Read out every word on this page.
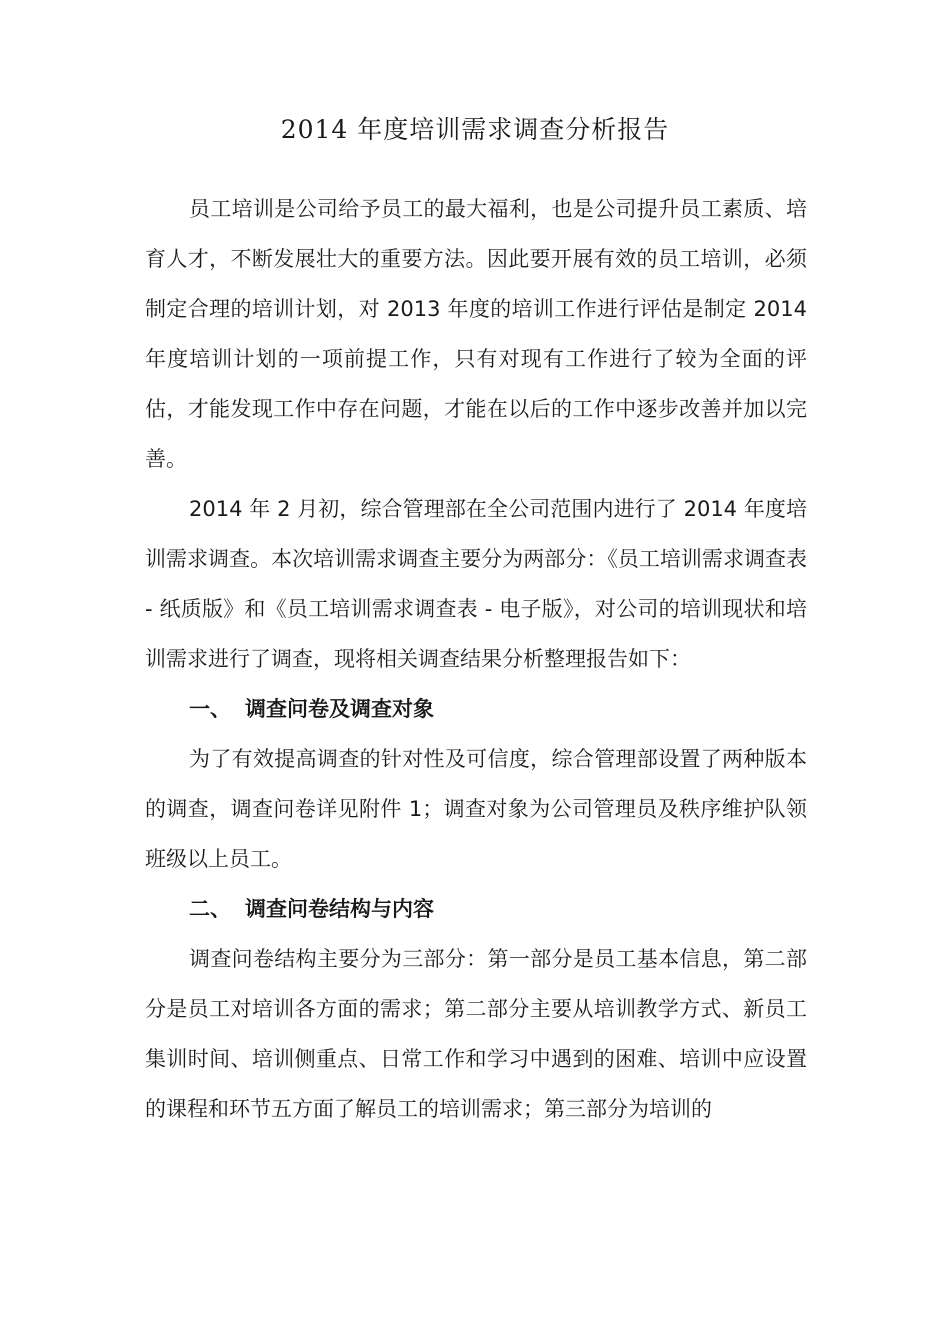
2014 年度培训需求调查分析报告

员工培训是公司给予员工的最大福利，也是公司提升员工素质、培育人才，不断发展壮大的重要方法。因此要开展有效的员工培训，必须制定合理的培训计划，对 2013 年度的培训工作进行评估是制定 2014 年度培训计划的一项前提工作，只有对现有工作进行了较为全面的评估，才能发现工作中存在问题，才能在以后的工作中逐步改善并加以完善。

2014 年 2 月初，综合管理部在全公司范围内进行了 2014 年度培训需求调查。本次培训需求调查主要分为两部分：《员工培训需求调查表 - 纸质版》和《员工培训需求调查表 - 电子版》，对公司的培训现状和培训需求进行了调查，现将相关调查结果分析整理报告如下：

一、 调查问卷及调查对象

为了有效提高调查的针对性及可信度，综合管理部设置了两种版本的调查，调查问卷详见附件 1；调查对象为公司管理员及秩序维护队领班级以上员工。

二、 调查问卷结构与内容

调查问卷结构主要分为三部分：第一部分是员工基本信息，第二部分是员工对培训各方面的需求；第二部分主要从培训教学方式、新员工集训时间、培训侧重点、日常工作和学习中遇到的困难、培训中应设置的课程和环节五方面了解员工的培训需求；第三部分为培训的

...

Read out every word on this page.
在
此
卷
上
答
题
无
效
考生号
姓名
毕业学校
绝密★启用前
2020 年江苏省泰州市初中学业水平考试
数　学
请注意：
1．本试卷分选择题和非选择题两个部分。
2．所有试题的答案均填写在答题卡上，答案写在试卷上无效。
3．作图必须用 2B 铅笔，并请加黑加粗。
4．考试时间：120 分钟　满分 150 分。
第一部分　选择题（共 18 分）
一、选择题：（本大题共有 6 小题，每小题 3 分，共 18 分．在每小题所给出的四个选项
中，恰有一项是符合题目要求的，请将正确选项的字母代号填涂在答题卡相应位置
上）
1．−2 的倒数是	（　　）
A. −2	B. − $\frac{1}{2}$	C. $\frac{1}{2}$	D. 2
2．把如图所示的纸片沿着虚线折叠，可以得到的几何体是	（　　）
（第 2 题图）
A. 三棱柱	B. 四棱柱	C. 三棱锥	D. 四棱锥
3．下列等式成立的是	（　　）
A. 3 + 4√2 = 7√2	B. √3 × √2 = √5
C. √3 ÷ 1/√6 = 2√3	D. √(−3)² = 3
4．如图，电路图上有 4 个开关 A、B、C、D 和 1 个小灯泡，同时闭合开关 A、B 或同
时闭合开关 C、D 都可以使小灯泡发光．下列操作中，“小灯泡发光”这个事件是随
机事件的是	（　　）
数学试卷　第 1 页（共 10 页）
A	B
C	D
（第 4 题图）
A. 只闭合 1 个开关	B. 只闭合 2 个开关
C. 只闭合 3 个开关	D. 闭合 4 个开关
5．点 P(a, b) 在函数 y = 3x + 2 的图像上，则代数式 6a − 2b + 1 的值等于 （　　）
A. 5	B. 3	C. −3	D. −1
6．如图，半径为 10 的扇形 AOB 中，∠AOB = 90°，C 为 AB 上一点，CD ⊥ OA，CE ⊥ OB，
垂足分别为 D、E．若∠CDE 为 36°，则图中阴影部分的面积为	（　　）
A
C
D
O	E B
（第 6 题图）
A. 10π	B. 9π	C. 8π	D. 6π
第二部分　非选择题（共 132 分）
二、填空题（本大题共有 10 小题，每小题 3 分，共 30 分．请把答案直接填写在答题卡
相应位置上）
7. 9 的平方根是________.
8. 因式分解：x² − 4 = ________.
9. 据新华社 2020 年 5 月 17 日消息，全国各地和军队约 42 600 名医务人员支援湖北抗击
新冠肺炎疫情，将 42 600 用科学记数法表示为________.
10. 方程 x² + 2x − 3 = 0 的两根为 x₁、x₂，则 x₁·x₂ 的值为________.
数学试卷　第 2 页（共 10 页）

* * *

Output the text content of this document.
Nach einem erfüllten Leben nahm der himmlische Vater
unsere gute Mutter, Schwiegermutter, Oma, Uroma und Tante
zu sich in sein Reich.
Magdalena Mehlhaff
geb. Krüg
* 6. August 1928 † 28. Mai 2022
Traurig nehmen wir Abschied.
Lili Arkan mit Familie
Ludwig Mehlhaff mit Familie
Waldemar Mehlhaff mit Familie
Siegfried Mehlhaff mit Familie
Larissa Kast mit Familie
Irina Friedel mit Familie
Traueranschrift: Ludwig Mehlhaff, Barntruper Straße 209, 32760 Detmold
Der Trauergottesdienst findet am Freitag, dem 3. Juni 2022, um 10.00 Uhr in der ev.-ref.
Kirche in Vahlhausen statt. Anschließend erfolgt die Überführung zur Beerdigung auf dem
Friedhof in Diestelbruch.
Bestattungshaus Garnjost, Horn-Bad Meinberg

Given request -
From the entries above, collect every line with the string "本大题共有" in it.

Expected answer -
一、选择题：（本大题共有 6 小题，每小题 3 分，共 18 分．在每小题所给出的四个选项
二、填空题（本大题共有 10 小题，每小题 3 分，共 30 分．请把答案直接填写在答题卡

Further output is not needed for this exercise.